- Aim: Tally the lines that hold the string "Ashi", and reply with the count alone.

(Figure contents as structured data)
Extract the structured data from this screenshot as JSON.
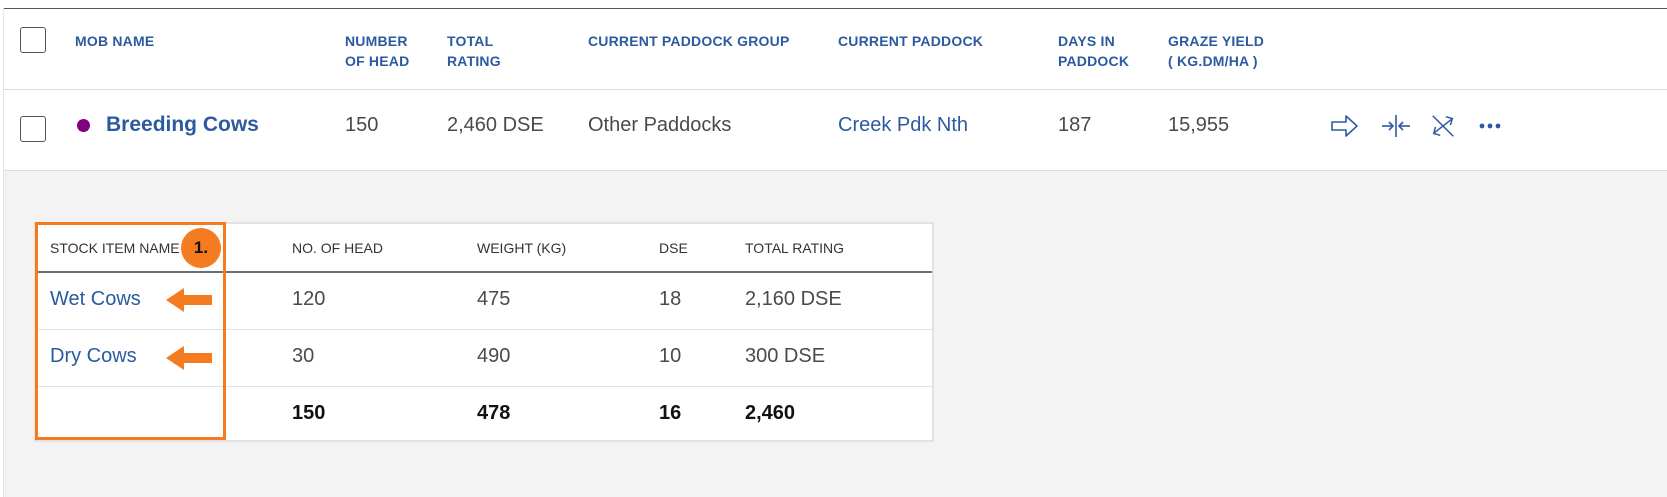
{
  "table": {
    "headers": {
      "mob_name": "MOB NAME",
      "number_of_head_l1": "NUMBER",
      "number_of_head_l2": "OF HEAD",
      "total_rating_l1": "TOTAL",
      "total_rating_l2": "RATING",
      "paddock_group": "CURRENT PADDOCK GROUP",
      "paddock": "CURRENT PADDOCK",
      "days_l1": "DAYS IN",
      "days_l2": "PADDOCK",
      "graze_l1": "GRAZE YIELD",
      "graze_l2": "( KG.DM/HA )"
    },
    "row": {
      "mob_name": "Breeding Cows",
      "mob_color": "#800080",
      "number_of_head": "150",
      "total_rating": "2,460 DSE",
      "paddock_group": "Other Paddocks",
      "paddock": "Creek Pdk Nth",
      "days_in_paddock": "187",
      "graze_yield": "15,955",
      "actions": [
        "move-arrow-icon",
        "merge-icon",
        "split-icon",
        "more-icon"
      ]
    }
  },
  "stock_items": {
    "headers": {
      "name": "STOCK ITEM NAME",
      "head": "NO. OF HEAD",
      "weight": "WEIGHT (KG)",
      "dse": "DSE",
      "rating": "TOTAL RATING"
    },
    "rows": [
      {
        "name": "Wet Cows",
        "head": "120",
        "weight": "475",
        "dse": "18",
        "rating": "2,160 DSE"
      },
      {
        "name": "Dry Cows",
        "head": "30",
        "weight": "490",
        "dse": "10",
        "rating": "300 DSE"
      }
    ],
    "totals": {
      "head": "150",
      "weight": "478",
      "dse": "16",
      "rating": "2,460"
    }
  },
  "annotation": {
    "badge_label": "1.",
    "color": "#f47b20"
  }
}
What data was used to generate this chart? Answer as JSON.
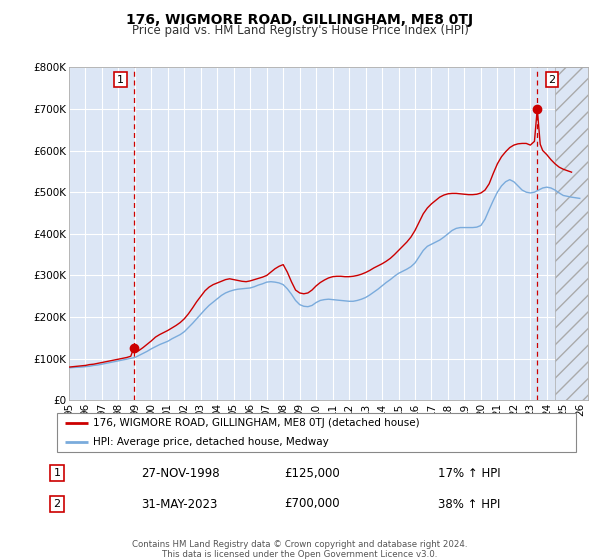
{
  "title": "176, WIGMORE ROAD, GILLINGHAM, ME8 0TJ",
  "subtitle": "Price paid vs. HM Land Registry's House Price Index (HPI)",
  "ylim": [
    0,
    800000
  ],
  "xlim_start": 1995,
  "xlim_end": 2026.5,
  "hatch_start": 2024.5,
  "yticks": [
    0,
    100000,
    200000,
    300000,
    400000,
    500000,
    600000,
    700000,
    800000
  ],
  "ytick_labels": [
    "£0",
    "£100K",
    "£200K",
    "£300K",
    "£400K",
    "£500K",
    "£600K",
    "£700K",
    "£800K"
  ],
  "xticks": [
    1995,
    1996,
    1997,
    1998,
    1999,
    2000,
    2001,
    2002,
    2003,
    2004,
    2005,
    2006,
    2007,
    2008,
    2009,
    2010,
    2011,
    2012,
    2013,
    2014,
    2015,
    2016,
    2017,
    2018,
    2019,
    2020,
    2021,
    2022,
    2023,
    2024,
    2025,
    2026
  ],
  "background_color": "#ffffff",
  "plot_bg_color": "#dce6f5",
  "grid_color": "#ffffff",
  "red_line_color": "#cc0000",
  "blue_line_color": "#7aabdc",
  "vline_color": "#cc0000",
  "point1_x": 1998.92,
  "point1_y": 125000,
  "point2_x": 2023.42,
  "point2_y": 700000,
  "legend_label_red": "176, WIGMORE ROAD, GILLINGHAM, ME8 0TJ (detached house)",
  "legend_label_blue": "HPI: Average price, detached house, Medway",
  "table_row1": [
    "1",
    "27-NOV-1998",
    "£125,000",
    "17% ↑ HPI"
  ],
  "table_row2": [
    "2",
    "31-MAY-2023",
    "£700,000",
    "38% ↑ HPI"
  ],
  "footer_line1": "Contains HM Land Registry data © Crown copyright and database right 2024.",
  "footer_line2": "This data is licensed under the Open Government Licence v3.0.",
  "hpi_years": [
    1995.0,
    1995.25,
    1995.5,
    1995.75,
    1996.0,
    1996.25,
    1996.5,
    1996.75,
    1997.0,
    1997.25,
    1997.5,
    1997.75,
    1998.0,
    1998.25,
    1998.5,
    1998.75,
    1999.0,
    1999.25,
    1999.5,
    1999.75,
    2000.0,
    2000.25,
    2000.5,
    2000.75,
    2001.0,
    2001.25,
    2001.5,
    2001.75,
    2002.0,
    2002.25,
    2002.5,
    2002.75,
    2003.0,
    2003.25,
    2003.5,
    2003.75,
    2004.0,
    2004.25,
    2004.5,
    2004.75,
    2005.0,
    2005.25,
    2005.5,
    2005.75,
    2006.0,
    2006.25,
    2006.5,
    2006.75,
    2007.0,
    2007.25,
    2007.5,
    2007.75,
    2008.0,
    2008.25,
    2008.5,
    2008.75,
    2009.0,
    2009.25,
    2009.5,
    2009.75,
    2010.0,
    2010.25,
    2010.5,
    2010.75,
    2011.0,
    2011.25,
    2011.5,
    2011.75,
    2012.0,
    2012.25,
    2012.5,
    2012.75,
    2013.0,
    2013.25,
    2013.5,
    2013.75,
    2014.0,
    2014.25,
    2014.5,
    2014.75,
    2015.0,
    2015.25,
    2015.5,
    2015.75,
    2016.0,
    2016.25,
    2016.5,
    2016.75,
    2017.0,
    2017.25,
    2017.5,
    2017.75,
    2018.0,
    2018.25,
    2018.5,
    2018.75,
    2019.0,
    2019.25,
    2019.5,
    2019.75,
    2020.0,
    2020.25,
    2020.5,
    2020.75,
    2021.0,
    2021.25,
    2021.5,
    2021.75,
    2022.0,
    2022.25,
    2022.5,
    2022.75,
    2023.0,
    2023.25,
    2023.5,
    2023.75,
    2024.0,
    2024.25,
    2024.5,
    2024.75,
    2025.0,
    2025.5,
    2026.0
  ],
  "hpi_values": [
    78000,
    79000,
    79500,
    80000,
    81000,
    82000,
    84000,
    85000,
    87000,
    89000,
    91000,
    93000,
    95000,
    97000,
    99000,
    101000,
    103000,
    108000,
    113000,
    118000,
    124000,
    129000,
    134000,
    138000,
    142000,
    148000,
    153000,
    158000,
    165000,
    175000,
    185000,
    196000,
    207000,
    218000,
    228000,
    236000,
    244000,
    252000,
    258000,
    262000,
    265000,
    267000,
    268000,
    269000,
    270000,
    273000,
    277000,
    280000,
    284000,
    285000,
    284000,
    282000,
    278000,
    268000,
    255000,
    240000,
    230000,
    226000,
    225000,
    228000,
    235000,
    240000,
    242000,
    243000,
    242000,
    241000,
    240000,
    239000,
    238000,
    238000,
    240000,
    243000,
    247000,
    253000,
    260000,
    267000,
    275000,
    283000,
    290000,
    298000,
    305000,
    310000,
    315000,
    321000,
    330000,
    345000,
    360000,
    370000,
    375000,
    380000,
    385000,
    392000,
    400000,
    408000,
    413000,
    415000,
    415000,
    415000,
    415000,
    416000,
    420000,
    435000,
    458000,
    480000,
    500000,
    515000,
    525000,
    530000,
    525000,
    515000,
    505000,
    500000,
    498000,
    500000,
    505000,
    510000,
    512000,
    510000,
    505000,
    498000,
    492000,
    488000,
    485000
  ],
  "red_years": [
    1995.0,
    1995.25,
    1995.5,
    1995.75,
    1996.0,
    1996.25,
    1996.5,
    1996.75,
    1997.0,
    1997.25,
    1997.5,
    1997.75,
    1998.0,
    1998.25,
    1998.5,
    1998.75,
    1998.92,
    1999.0,
    1999.25,
    1999.5,
    1999.75,
    2000.0,
    2000.25,
    2000.5,
    2000.75,
    2001.0,
    2001.25,
    2001.5,
    2001.75,
    2002.0,
    2002.25,
    2002.5,
    2002.75,
    2003.0,
    2003.25,
    2003.5,
    2003.75,
    2004.0,
    2004.25,
    2004.5,
    2004.75,
    2005.0,
    2005.25,
    2005.5,
    2005.75,
    2006.0,
    2006.25,
    2006.5,
    2006.75,
    2007.0,
    2007.25,
    2007.5,
    2007.75,
    2008.0,
    2008.25,
    2008.5,
    2008.75,
    2009.0,
    2009.25,
    2009.5,
    2009.75,
    2010.0,
    2010.25,
    2010.5,
    2010.75,
    2011.0,
    2011.25,
    2011.5,
    2011.75,
    2012.0,
    2012.25,
    2012.5,
    2012.75,
    2013.0,
    2013.25,
    2013.5,
    2013.75,
    2014.0,
    2014.25,
    2014.5,
    2014.75,
    2015.0,
    2015.25,
    2015.5,
    2015.75,
    2016.0,
    2016.25,
    2016.5,
    2016.75,
    2017.0,
    2017.25,
    2017.5,
    2017.75,
    2018.0,
    2018.25,
    2018.5,
    2018.75,
    2019.0,
    2019.25,
    2019.5,
    2019.75,
    2020.0,
    2020.25,
    2020.5,
    2020.75,
    2021.0,
    2021.25,
    2021.5,
    2021.75,
    2022.0,
    2022.25,
    2022.5,
    2022.75,
    2023.0,
    2023.25,
    2023.42,
    2023.6,
    2023.75,
    2024.0,
    2024.25,
    2024.5,
    2024.75,
    2025.0,
    2025.5
  ],
  "red_values": [
    80000,
    81000,
    82000,
    83000,
    84000,
    86000,
    87000,
    89000,
    91000,
    93000,
    95000,
    97000,
    99000,
    101000,
    103000,
    106000,
    125000,
    115000,
    120000,
    127000,
    135000,
    143000,
    152000,
    158000,
    163000,
    168000,
    174000,
    180000,
    187000,
    196000,
    208000,
    222000,
    237000,
    250000,
    263000,
    272000,
    278000,
    282000,
    286000,
    290000,
    292000,
    290000,
    288000,
    286000,
    285000,
    287000,
    290000,
    293000,
    296000,
    300000,
    308000,
    316000,
    322000,
    326000,
    308000,
    285000,
    265000,
    258000,
    256000,
    258000,
    265000,
    275000,
    283000,
    289000,
    294000,
    297000,
    298000,
    298000,
    297000,
    297000,
    298000,
    300000,
    303000,
    307000,
    312000,
    318000,
    323000,
    328000,
    334000,
    341000,
    350000,
    360000,
    370000,
    380000,
    392000,
    408000,
    428000,
    448000,
    462000,
    472000,
    480000,
    488000,
    493000,
    496000,
    497000,
    497000,
    496000,
    495000,
    494000,
    494000,
    495000,
    498000,
    505000,
    520000,
    545000,
    568000,
    585000,
    597000,
    607000,
    613000,
    616000,
    617000,
    617000,
    613000,
    622000,
    700000,
    615000,
    600000,
    590000,
    578000,
    568000,
    560000,
    555000,
    548000
  ]
}
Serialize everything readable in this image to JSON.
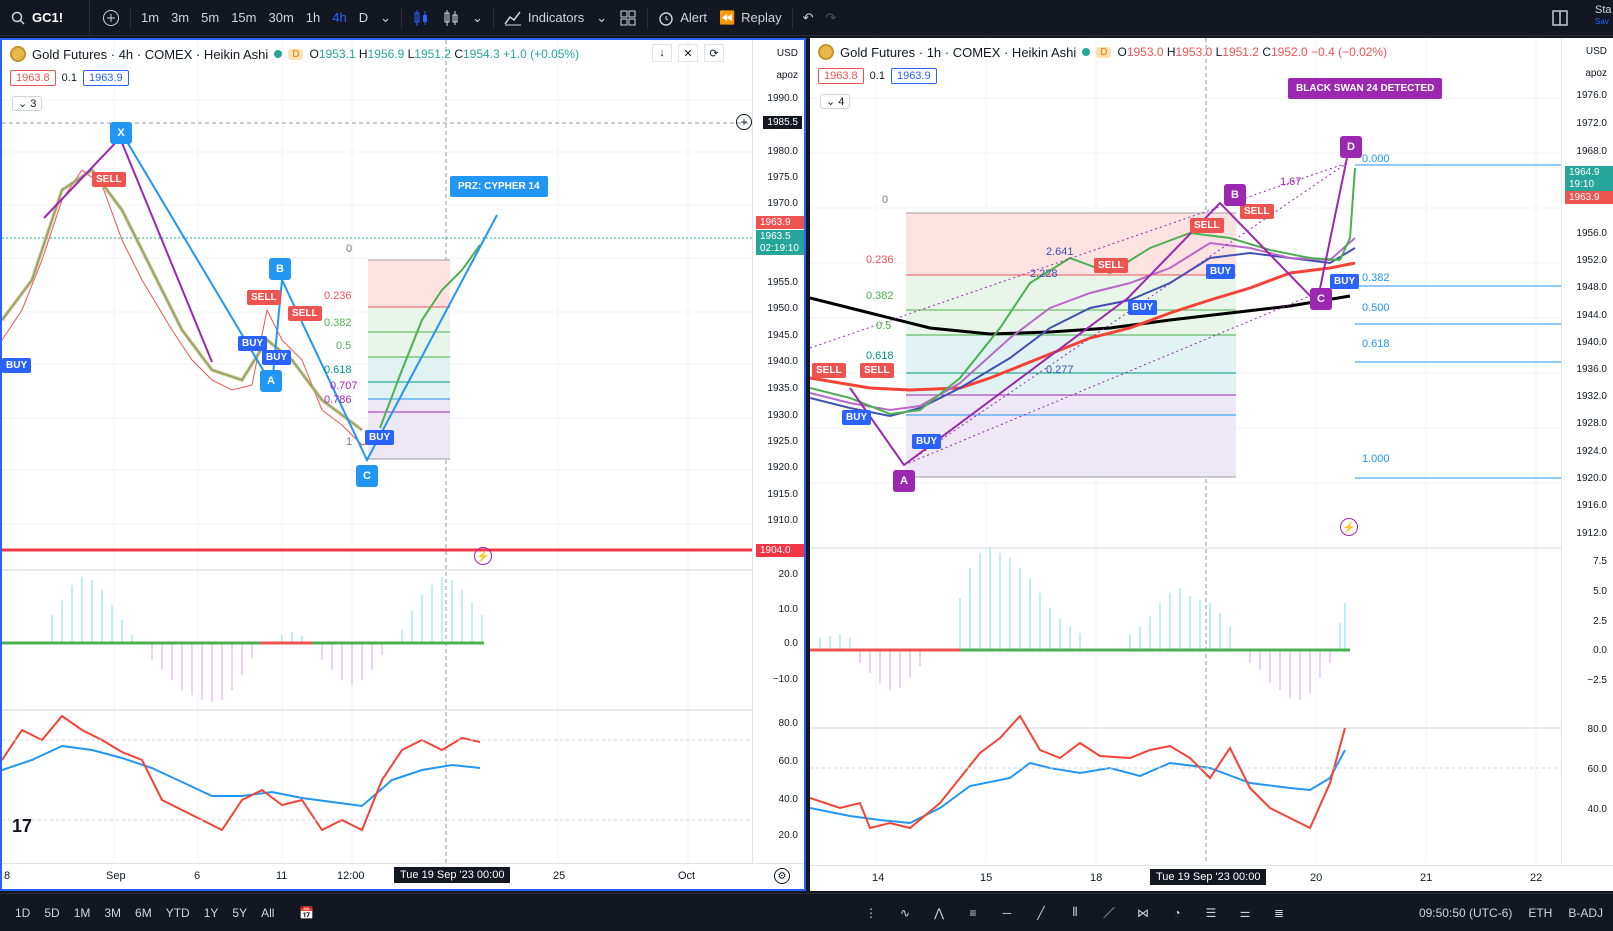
{
  "toolbar": {
    "symbol": "GC1!",
    "intervals": [
      "1m",
      "3m",
      "5m",
      "15m",
      "30m",
      "1h",
      "4h",
      "D"
    ],
    "active_interval": "4h",
    "indicators_label": "Indicators",
    "alert_label": "Alert",
    "replay_label": "Replay",
    "right_text": "Sta",
    "right_sub": "Sav"
  },
  "left": {
    "title": "Gold Futures · 4h · COMEX · Heikin Ashi",
    "d_badge": "D",
    "ohlc": {
      "o": "1953.1",
      "h": "1956.9",
      "l": "1951.2",
      "c": "1954.3",
      "chg": "+1.0 (+0.05%)"
    },
    "bid": "1963.8",
    "step": "0.1",
    "ask": "1963.9",
    "collapse_count": "3",
    "currency": "USD",
    "scale_mode": "apoz",
    "price_ticks": [
      "1990.0",
      "1985.5",
      "1980.0",
      "1975.0",
      "1970.0",
      "1963.9",
      "1963.5",
      "02:19:10",
      "1955.0",
      "1950.0",
      "1945.0",
      "1940.0",
      "1935.0",
      "1930.0",
      "1925.0",
      "1920.0",
      "1915.0",
      "1910.0",
      "1904.0"
    ],
    "macd_ticks": [
      "20.0",
      "10.0",
      "0.0",
      "−10.0"
    ],
    "rsi_ticks": [
      "80.0",
      "60.0",
      "40.0",
      "20.0"
    ],
    "time_labels": [
      "8",
      "Sep",
      "6",
      "11",
      "12:00",
      "25",
      "Oct"
    ],
    "crosshair_time": "Tue 19 Sep '23   00:00",
    "banner": "PRZ: CYPHER 14",
    "points": {
      "x": "X",
      "a": "A",
      "b": "B",
      "c": "C"
    },
    "fib_levels": [
      "0",
      "0.236",
      "0.382",
      "0.5",
      "0.618",
      "0.707",
      "0.786",
      "1"
    ],
    "signals": {
      "sell": "SELL",
      "buy": "BUY"
    }
  },
  "right": {
    "title": "Gold Futures · 1h · COMEX · Heikin Ashi",
    "d_badge": "D",
    "ohlc": {
      "o": "1953.0",
      "h": "1953.0",
      "l": "1951.2",
      "c": "1952.0",
      "chg": "−0.4 (−0.02%)"
    },
    "bid": "1963.8",
    "step": "0.1",
    "ask": "1963.9",
    "collapse_count": "4",
    "currency": "USD",
    "scale_mode": "apoz",
    "price_ticks": [
      "1976.0",
      "1972.0",
      "1968.0",
      "1964.9",
      "19:10",
      "1963.9",
      "1956.0",
      "1952.0",
      "1948.0",
      "1944.0",
      "1940.0",
      "1936.0",
      "1932.0",
      "1928.0",
      "1924.0",
      "1920.0",
      "1916.0",
      "1912.0"
    ],
    "macd_ticks": [
      "7.5",
      "5.0",
      "2.5",
      "0.0",
      "−2.5"
    ],
    "rsi_ticks": [
      "80.0",
      "60.0",
      "40.0"
    ],
    "time_labels": [
      "14",
      "15",
      "18",
      "20",
      "21",
      "22"
    ],
    "crosshair_time": "Tue 19 Sep '23   00:00",
    "banner": "BLACK SWAN 24 DETECTED",
    "points": {
      "a": "A",
      "b": "B",
      "c": "C",
      "d": "D"
    },
    "fib_left": [
      "0",
      "2.641",
      "2.228",
      "0.236",
      "0.382",
      "0.5",
      "0.618",
      "0.277"
    ],
    "fib_right": [
      "0.000",
      "0.382",
      "0.500",
      "0.618",
      "1.000",
      "1.67"
    ],
    "signals": {
      "sell": "SELL",
      "buy": "BUY"
    }
  },
  "bottom": {
    "ranges": [
      "1D",
      "5D",
      "1M",
      "3M",
      "6M",
      "YTD",
      "1Y",
      "5Y",
      "All"
    ],
    "clock": "09:50:50 (UTC-6)",
    "session": "ETH",
    "adj": "B-ADJ"
  },
  "colors": {
    "accent": "#2962ff",
    "up": "#26a69a",
    "down": "#ef5350",
    "purple": "#9c27b0"
  }
}
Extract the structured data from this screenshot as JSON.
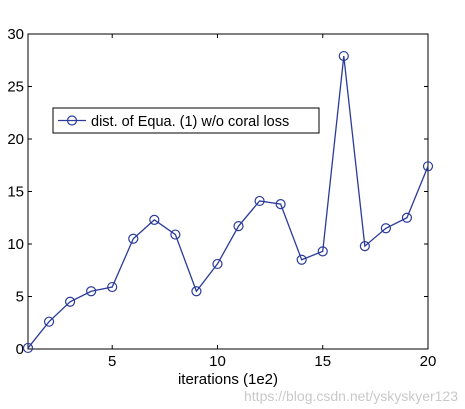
{
  "chart_data": {
    "type": "line",
    "xlabel": "iterations (1e2)",
    "ylabel": "",
    "title": "",
    "xlim": [
      1,
      20
    ],
    "ylim": [
      0,
      30
    ],
    "xticks": [
      5,
      10,
      15,
      20
    ],
    "yticks": [
      0,
      5,
      10,
      15,
      20,
      25,
      30
    ],
    "grid": false,
    "legend_position": "upper-left",
    "series": [
      {
        "name": "dist. of Equa. (1) w/o coral loss",
        "color": "#2b3b9a",
        "marker": "circle-open",
        "x": [
          1,
          2,
          3,
          4,
          5,
          6,
          7,
          8,
          9,
          10,
          11,
          12,
          13,
          14,
          15,
          16,
          17,
          18,
          19,
          20
        ],
        "y": [
          0.1,
          2.6,
          4.5,
          5.5,
          5.9,
          10.5,
          12.3,
          10.9,
          5.5,
          8.1,
          11.7,
          14.1,
          13.8,
          8.5,
          9.3,
          27.9,
          9.8,
          11.5,
          12.5,
          17.4
        ]
      }
    ]
  },
  "watermark": "https://blog.csdn.net/yskyskyer123"
}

- Result below: 2